= PROVIDED INFORMATION =
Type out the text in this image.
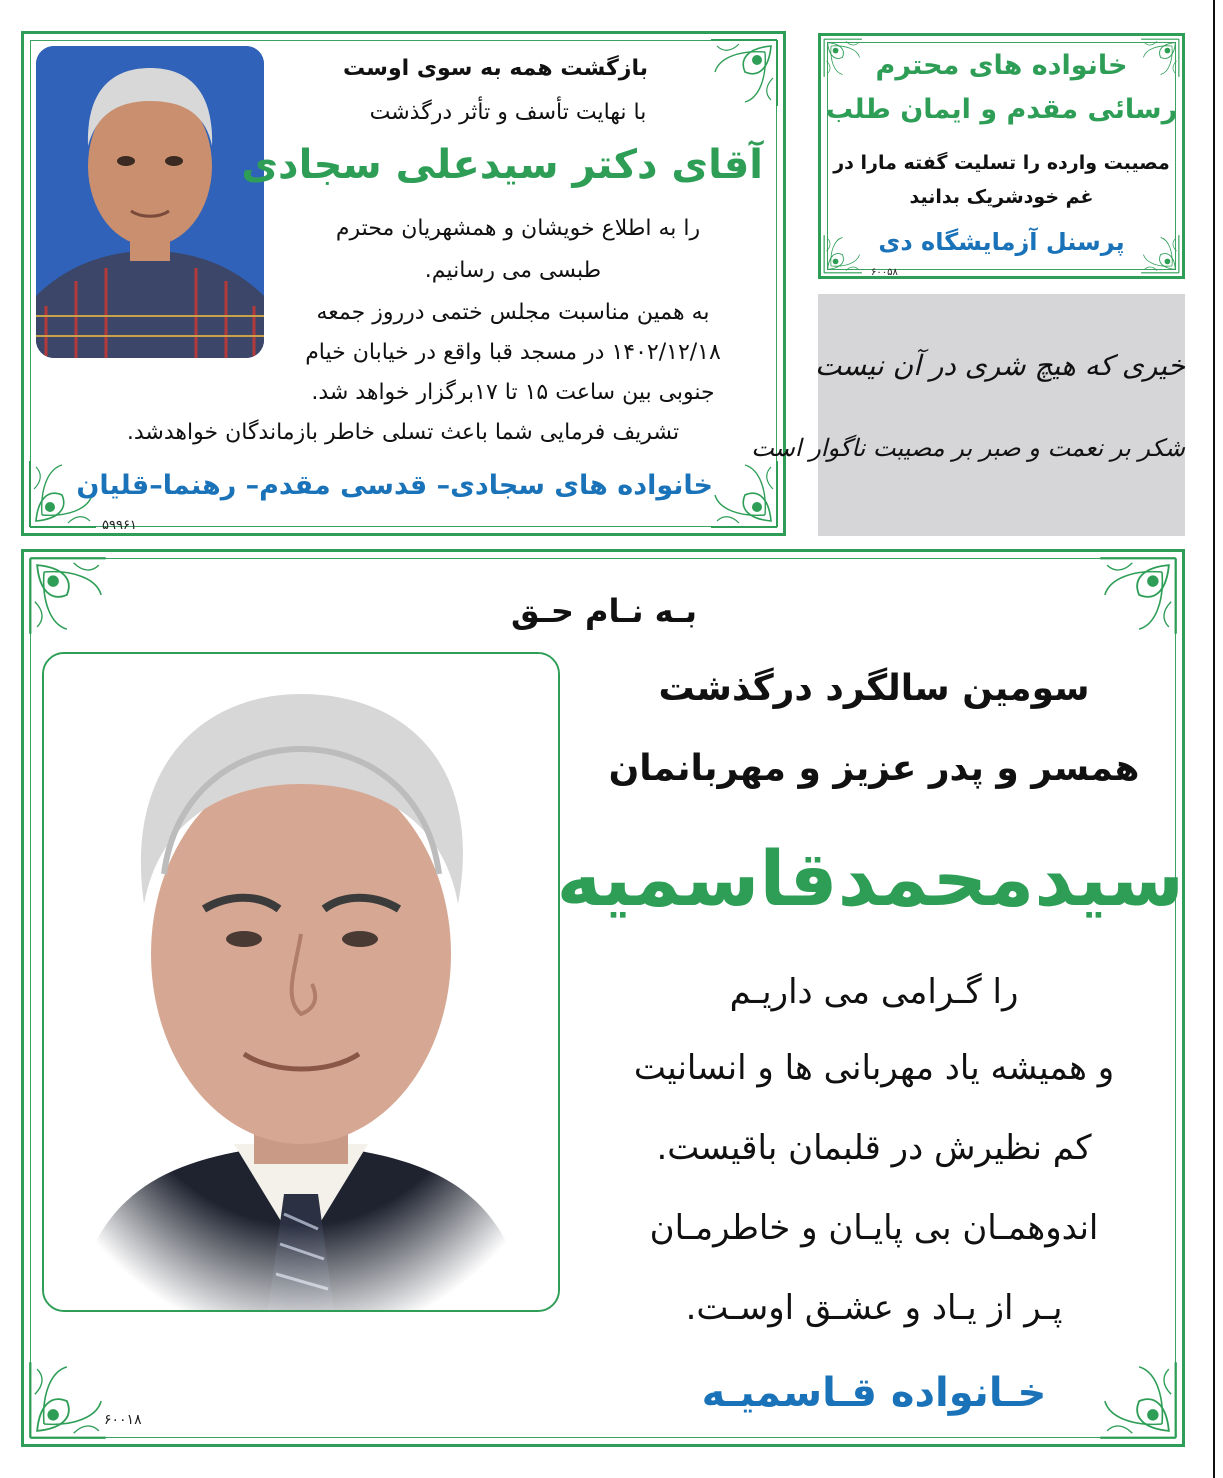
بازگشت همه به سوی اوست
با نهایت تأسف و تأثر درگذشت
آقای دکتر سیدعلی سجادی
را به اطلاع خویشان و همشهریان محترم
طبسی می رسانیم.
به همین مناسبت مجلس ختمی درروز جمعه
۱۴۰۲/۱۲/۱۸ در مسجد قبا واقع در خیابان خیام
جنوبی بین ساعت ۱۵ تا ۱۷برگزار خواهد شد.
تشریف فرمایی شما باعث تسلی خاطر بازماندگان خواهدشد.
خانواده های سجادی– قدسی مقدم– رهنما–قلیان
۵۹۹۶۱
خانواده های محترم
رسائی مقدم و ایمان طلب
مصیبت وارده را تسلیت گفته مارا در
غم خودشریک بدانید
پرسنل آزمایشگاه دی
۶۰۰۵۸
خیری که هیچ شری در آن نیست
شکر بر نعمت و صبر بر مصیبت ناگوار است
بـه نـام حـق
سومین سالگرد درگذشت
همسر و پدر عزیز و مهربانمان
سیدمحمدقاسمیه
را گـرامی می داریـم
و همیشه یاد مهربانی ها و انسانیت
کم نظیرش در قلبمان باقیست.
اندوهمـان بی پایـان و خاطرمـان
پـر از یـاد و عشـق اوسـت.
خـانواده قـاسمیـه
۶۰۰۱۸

= EXERCISE GOAL =
Quote the listing above in full, except for the pictures.

= OUTPUT OF THE EXERCISE =
Type out the text in this image.
بازگشت همه به سوی اوست
با نهایت تأسف و تأثر درگذشت
آقای دکتر سیدعلی سجادی
را به اطلاع خویشان و همشهریان محترم
طبسی می رسانیم.
به همین مناسبت مجلس ختمی درروز جمعه
۱۴۰۲/۱۲/۱۸ در مسجد قبا واقع در خیابان خیام
جنوبی بین ساعت ۱۵ تا ۱۷برگزار خواهد شد.
تشریف فرمایی شما باعث تسلی خاطر بازماندگان خواهدشد.
خانواده های سجادی– قدسی مقدم– رهنما–قلیان
۵۹۹۶۱
خانواده های محترم
رسائی مقدم و ایمان طلب
مصیبت وارده را تسلیت گفته مارا در
غم خودشریک بدانید
پرسنل آزمایشگاه دی
۶۰۰۵۸
خیری که هیچ شری در آن نیست
شکر بر نعمت و صبر بر مصیبت ناگوار است
بـه نـام حـق
سومین سالگرد درگذشت
همسر و پدر عزیز و مهربانمان
سیدمحمدقاسمیه
را گـرامی می داریـم
و همیشه یاد مهربانی ها و انسانیت
کم نظیرش در قلبمان باقیست.
اندوهمـان بی پایـان و خاطرمـان
پـر از یـاد و عشـق اوسـت.
خـانواده قـاسمیـه
۶۰۰۱۸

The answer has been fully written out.